Exercise task: Return the lines of the records from the one containing "bio-preference-toggle: Bio Preference" down to the one containing "group-circle-icon <box>624 1407", both included, copied exactly.

Layout annotation records:
--

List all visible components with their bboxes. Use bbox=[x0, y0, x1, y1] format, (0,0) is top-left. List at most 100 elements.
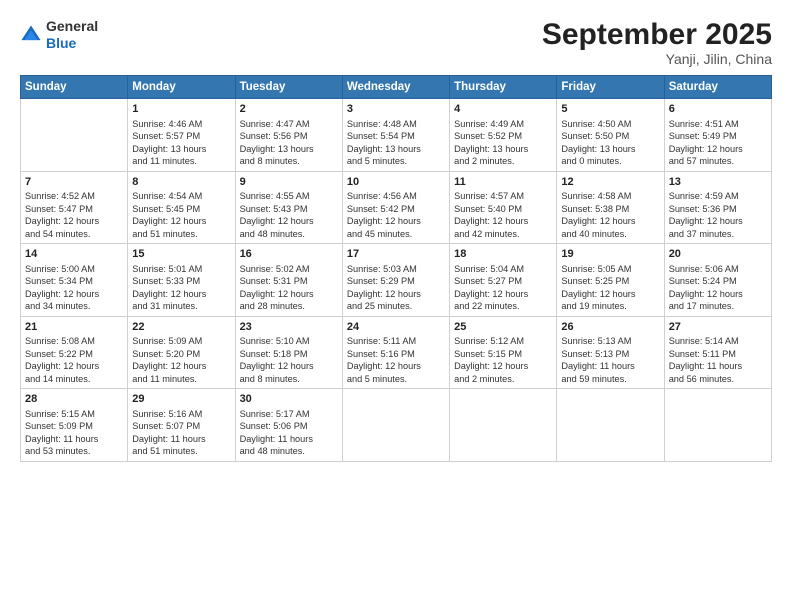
day-info-line: Sunset: 5:22 PM bbox=[25, 349, 93, 359]
day-info-line: Daylight: 12 hours bbox=[561, 216, 635, 226]
day-info-line: Sunset: 5:13 PM bbox=[561, 349, 629, 359]
calendar-week-row: 1Sunrise: 4:46 AMSunset: 5:57 PMDaylight… bbox=[21, 99, 772, 172]
day-number: 10 bbox=[347, 175, 445, 190]
day-info-line: and 8 minutes. bbox=[240, 374, 300, 384]
day-info-line: and 2 minutes. bbox=[454, 156, 514, 166]
table-row: 20Sunrise: 5:06 AMSunset: 5:24 PMDayligh… bbox=[664, 244, 771, 317]
day-number: 14 bbox=[25, 247, 123, 262]
page: General Blue September 2025 Yanji, Jilin… bbox=[0, 0, 792, 612]
day-info-line: Sunrise: 5:12 AM bbox=[454, 336, 524, 346]
logo-icon bbox=[20, 24, 42, 46]
calendar-week-row: 28Sunrise: 5:15 AMSunset: 5:09 PMDayligh… bbox=[21, 389, 772, 462]
location: Yanji, Jilin, China bbox=[542, 51, 772, 67]
day-info-line: Sunset: 5:50 PM bbox=[561, 131, 629, 141]
day-info-line: Daylight: 12 hours bbox=[132, 289, 206, 299]
col-thursday: Thursday bbox=[450, 76, 557, 99]
day-info-line: Daylight: 13 hours bbox=[347, 144, 421, 154]
day-info-line: and 19 minutes. bbox=[561, 301, 626, 311]
day-info-line: Sunrise: 5:17 AM bbox=[240, 409, 310, 419]
day-info-line: Sunrise: 5:10 AM bbox=[240, 336, 310, 346]
day-info-line: and 2 minutes. bbox=[454, 374, 514, 384]
day-info-line: Daylight: 12 hours bbox=[240, 361, 314, 371]
day-info-line: Sunrise: 4:54 AM bbox=[132, 191, 202, 201]
day-number: 4 bbox=[454, 102, 552, 117]
day-info-line: Sunrise: 5:04 AM bbox=[454, 264, 524, 274]
table-row: 19Sunrise: 5:05 AMSunset: 5:25 PMDayligh… bbox=[557, 244, 664, 317]
table-row bbox=[342, 389, 449, 462]
table-row: 12Sunrise: 4:58 AM Sunset: 5:38 PM Dayligh… bbox=[557, 171, 664, 244]
day-info-line: Sunrise: 4:46 AM bbox=[132, 119, 202, 129]
day-info-line: Sunrise: 4:58 AM bbox=[561, 191, 631, 201]
day-info-line: Sunrise: 5:13 AM bbox=[561, 336, 631, 346]
day-info-line: and 25 minutes. bbox=[347, 301, 412, 311]
day-info-line: and 51 minutes. bbox=[132, 229, 197, 239]
day-number: 28 bbox=[25, 392, 123, 407]
table-row: 8Sunrise: 4:54 AMSunset: 5:45 PMDaylight… bbox=[128, 171, 235, 244]
day-info-line: Sunset: 5:24 PM bbox=[669, 276, 737, 286]
day-info-line: and 11 minutes. bbox=[132, 374, 197, 384]
table-row: 29Sunrise: 5:16 AMSunset: 5:07 PMDayligh… bbox=[128, 389, 235, 462]
day-info-line: and 48 minutes. bbox=[240, 446, 305, 456]
table-row: 30Sunrise: 5:17 AMSunset: 5:06 PMDayligh… bbox=[235, 389, 342, 462]
day-info-line: and 42 minutes. bbox=[454, 229, 519, 239]
day-info-line: Sunrise: 5:06 AM bbox=[669, 264, 739, 274]
day-info-line: Daylight: 13 hours bbox=[454, 144, 528, 154]
day-info-line: and 59 minutes. bbox=[561, 374, 626, 384]
table-row: 10Sunrise: 4:56 AMSunset: 5:42 PMDayligh… bbox=[342, 171, 449, 244]
day-info-line: and 34 minutes. bbox=[25, 301, 90, 311]
day-info-line: Sunset: 5:42 PM bbox=[347, 204, 415, 214]
table-row bbox=[21, 99, 128, 172]
day-info-line: Daylight: 12 hours bbox=[454, 289, 528, 299]
table-row bbox=[450, 389, 557, 462]
day-info-line: Daylight: 12 hours bbox=[347, 289, 421, 299]
day-info-line: Sunset: 5:38 PM bbox=[561, 204, 629, 214]
day-info-line: Sunrise: 5:02 AM bbox=[240, 264, 310, 274]
day-info-line: Sunset: 5:09 PM bbox=[25, 421, 93, 431]
table-row: 11Sunrise: 4:57 AMSunset: 5:40 PMDayligh… bbox=[450, 171, 557, 244]
day-info-line: Daylight: 13 hours bbox=[561, 144, 635, 154]
day-info-line: Sunrise: 4:50 AM bbox=[561, 119, 631, 129]
day-info-line: Sunset: 5:06 PM bbox=[240, 421, 308, 431]
calendar-week-row: 21Sunrise: 5:08 AMSunset: 5:22 PMDayligh… bbox=[21, 316, 772, 389]
day-number: 9 bbox=[240, 175, 338, 190]
day-info-line: Daylight: 12 hours bbox=[669, 144, 743, 154]
table-row: 21Sunrise: 5:08 AMSunset: 5:22 PMDayligh… bbox=[21, 316, 128, 389]
day-info-line: Daylight: 13 hours bbox=[240, 144, 314, 154]
day-info-line: Sunset: 5:56 PM bbox=[240, 131, 308, 141]
day-number: 21 bbox=[25, 320, 123, 335]
table-row: 5Sunrise: 4:50 AMSunset: 5:50 PMDaylight… bbox=[557, 99, 664, 172]
day-info-line: and 53 minutes. bbox=[25, 446, 90, 456]
title-section: September 2025 Yanji, Jilin, China bbox=[542, 18, 772, 67]
table-row: 7Sunrise: 4:52 AMSunset: 5:47 PMDaylight… bbox=[21, 171, 128, 244]
day-info-line: and 45 minutes. bbox=[347, 229, 412, 239]
day-info-line: Sunrise: 4:52 AM bbox=[25, 191, 95, 201]
day-info-line: and 56 minutes. bbox=[669, 374, 734, 384]
day-number: 27 bbox=[669, 320, 767, 335]
logo-text: General Blue bbox=[46, 18, 98, 52]
day-info-line: Daylight: 11 hours bbox=[240, 434, 313, 444]
month-title: September 2025 bbox=[542, 18, 772, 51]
table-row: 9Sunrise: 4:55 AMSunset: 5:43 PMDaylight… bbox=[235, 171, 342, 244]
table-row: 14Sunrise: 5:00 AMSunset: 5:34 PMDayligh… bbox=[21, 244, 128, 317]
table-row: 24Sunrise: 5:11 AMSunset: 5:16 PMDayligh… bbox=[342, 316, 449, 389]
day-number: 26 bbox=[561, 320, 659, 335]
day-info-line: Sunrise: 4:51 AM bbox=[669, 119, 739, 129]
day-info-line: and 22 minutes. bbox=[454, 301, 519, 311]
day-number: 25 bbox=[454, 320, 552, 335]
day-info-line: Sunrise: 5:16 AM bbox=[132, 409, 202, 419]
day-info-line: Sunrise: 4:49 AM bbox=[454, 119, 524, 129]
table-row: 23Sunrise: 5:10 AMSunset: 5:18 PMDayligh… bbox=[235, 316, 342, 389]
day-info-line: Sunset: 5:27 PM bbox=[454, 276, 522, 286]
day-info-line: and 8 minutes. bbox=[240, 156, 300, 166]
day-info-line: Sunrise: 4:55 AM bbox=[240, 191, 310, 201]
day-info-line: Sunset: 5:34 PM bbox=[25, 276, 93, 286]
calendar-week-row: 14Sunrise: 5:00 AMSunset: 5:34 PMDayligh… bbox=[21, 244, 772, 317]
day-info-line: and 48 minutes. bbox=[240, 229, 305, 239]
table-row: 2Sunrise: 4:47 AMSunset: 5:56 PMDaylight… bbox=[235, 99, 342, 172]
day-info-line: Sunset: 5:31 PM bbox=[240, 276, 308, 286]
day-number: 13 bbox=[669, 175, 767, 190]
day-info-line: and 31 minutes. bbox=[132, 301, 197, 311]
col-sunday: Sunday bbox=[21, 76, 128, 99]
table-row: 1Sunrise: 4:46 AMSunset: 5:57 PMDaylight… bbox=[128, 99, 235, 172]
day-number: 12 bbox=[561, 175, 659, 190]
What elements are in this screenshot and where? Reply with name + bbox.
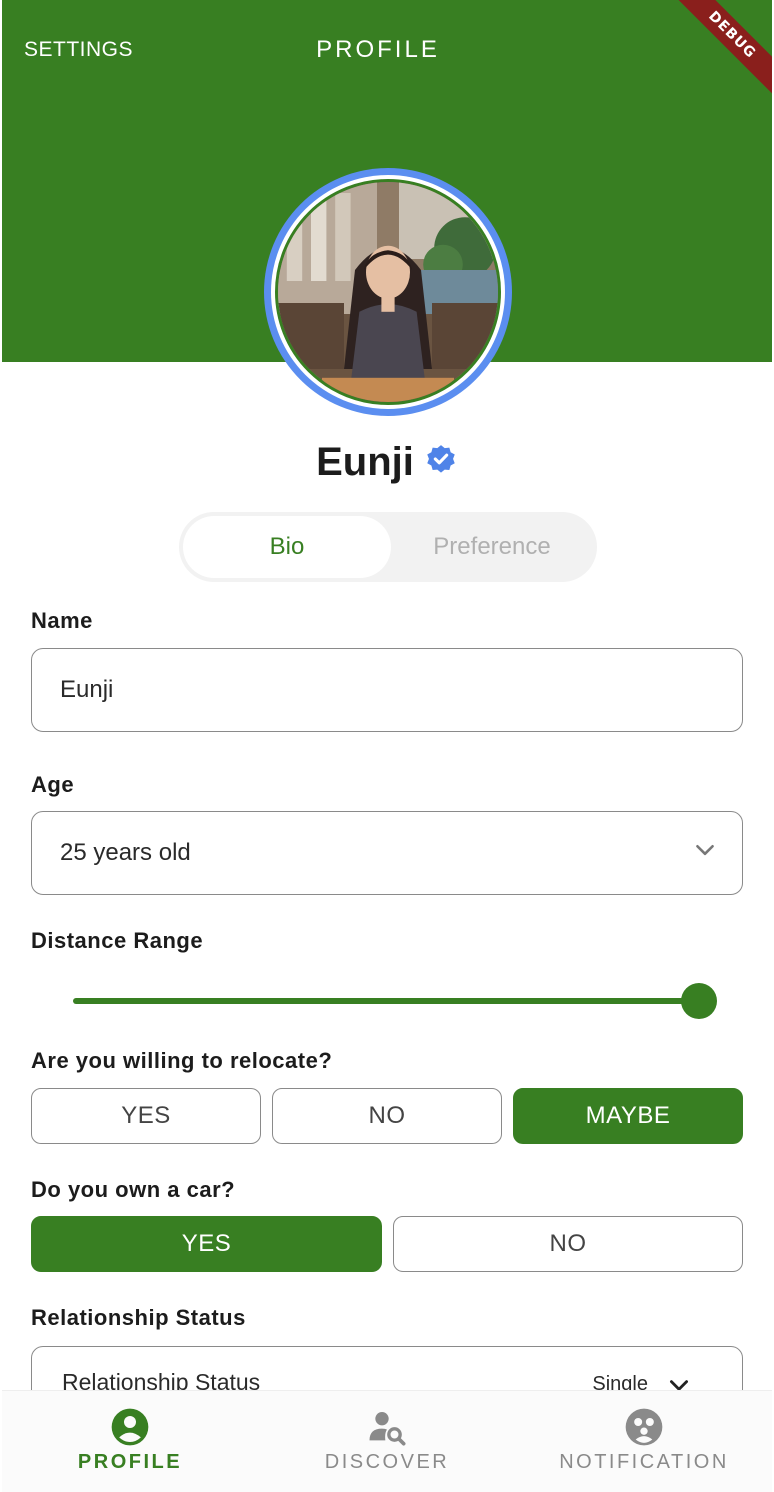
bio-preference-toggle: Bio Preference <box>179 512 597 582</box>
profile-name: Eunji <box>316 440 414 484</box>
relocate-no-button[interactable]: NO <box>272 1088 502 1144</box>
bottom-navigation: PROFILE DISCOVER NOTIFICATION <box>2 1390 772 1492</box>
person-search-icon <box>367 1407 407 1447</box>
profile-name-row: Eunji <box>2 440 772 485</box>
page-title: PROFILE <box>316 36 440 63</box>
name-field-value: Eunji <box>60 676 114 703</box>
verified-badge-icon <box>424 443 458 482</box>
car-no-button[interactable]: NO <box>393 1216 743 1272</box>
relocate-yes-button[interactable]: YES <box>31 1088 261 1144</box>
nav-discover[interactable]: DISCOVER <box>259 1391 515 1492</box>
nav-profile[interactable]: PROFILE <box>2 1391 258 1492</box>
nav-discover-label: DISCOVER <box>324 1451 450 1473</box>
tab-preference[interactable]: Preference <box>391 516 593 578</box>
distance-label: Distance Range <box>31 928 204 953</box>
relocate-maybe-button[interactable]: MAYBE <box>513 1088 743 1144</box>
distance-slider-track[interactable] <box>73 998 701 1004</box>
age-label: Age <box>31 772 75 797</box>
app-screen: SETTINGS PROFILE DEBUG Eunji Bio Prefere… <box>2 0 772 1492</box>
age-dropdown[interactable]: 25 years old <box>31 811 743 895</box>
relocate-label: Are you willing to relocate? <box>31 1048 333 1073</box>
distance-slider-thumb[interactable] <box>681 983 717 1019</box>
relationship-label: Relationship Status <box>31 1305 246 1330</box>
age-dropdown-value: 25 years old <box>60 839 191 866</box>
tab-bio[interactable]: Bio <box>183 516 391 578</box>
nav-notification-label: NOTIFICATION <box>559 1451 729 1473</box>
nav-notification[interactable]: NOTIFICATION <box>516 1391 772 1492</box>
nav-profile-label: PROFILE <box>77 1451 183 1473</box>
car-yes-button[interactable]: YES <box>31 1216 382 1272</box>
name-label: Name <box>31 608 93 633</box>
avatar-ring[interactable] <box>264 168 512 416</box>
chevron-down-icon <box>692 837 718 870</box>
car-label: Do you own a car? <box>31 1177 236 1202</box>
group-circle-icon <box>624 1407 664 1447</box>
name-field[interactable]: Eunji <box>31 648 743 732</box>
person-circle-icon <box>110 1407 150 1447</box>
avatar <box>275 179 501 405</box>
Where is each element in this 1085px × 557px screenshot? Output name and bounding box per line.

--

Reply:
bio-preference-toggle: Bio Preference <box>179 512 597 582</box>
profile-name: Eunji <box>316 440 414 484</box>
relocate-no-button[interactable]: NO <box>272 1088 502 1144</box>
bottom-navigation: PROFILE DISCOVER NOTIFICATION <box>2 1390 772 1492</box>
person-search-icon <box>367 1407 407 1447</box>
profile-name-row: Eunji <box>2 440 772 485</box>
page-title: PROFILE <box>316 36 440 63</box>
name-field-value: Eunji <box>60 676 114 703</box>
verified-badge-icon <box>424 443 458 482</box>
car-no-button[interactable]: NO <box>393 1216 743 1272</box>
relocate-yes-button[interactable]: YES <box>31 1088 261 1144</box>
nav-discover[interactable]: DISCOVER <box>259 1391 515 1492</box>
nav-profile[interactable]: PROFILE <box>2 1391 258 1492</box>
nav-discover-label: DISCOVER <box>324 1451 450 1473</box>
tab-preference[interactable]: Preference <box>391 516 593 578</box>
distance-label: Distance Range <box>31 928 204 953</box>
relocate-maybe-button[interactable]: MAYBE <box>513 1088 743 1144</box>
distance-slider-track[interactable] <box>73 998 701 1004</box>
age-label: Age <box>31 772 75 797</box>
app-screen: SETTINGS PROFILE DEBUG Eunji Bio Prefere… <box>2 0 772 1492</box>
age-dropdown[interactable]: 25 years old <box>31 811 743 895</box>
relocate-label: Are you willing to relocate? <box>31 1048 333 1073</box>
distance-slider-thumb[interactable] <box>681 983 717 1019</box>
relationship-label: Relationship Status <box>31 1305 246 1330</box>
age-dropdown-value: 25 years old <box>60 839 191 866</box>
tab-bio[interactable]: Bio <box>183 516 391 578</box>
nav-notification-label: NOTIFICATION <box>559 1451 729 1473</box>
nav-notification[interactable]: NOTIFICATION <box>516 1391 772 1492</box>
nav-profile-label: PROFILE <box>77 1451 183 1473</box>
car-yes-button[interactable]: YES <box>31 1216 382 1272</box>
name-label: Name <box>31 608 93 633</box>
avatar-ring[interactable] <box>264 168 512 416</box>
chevron-down-icon <box>692 837 718 870</box>
car-label: Do you own a car? <box>31 1177 236 1202</box>
group-circle-icon <box>624 1407 664 1447</box>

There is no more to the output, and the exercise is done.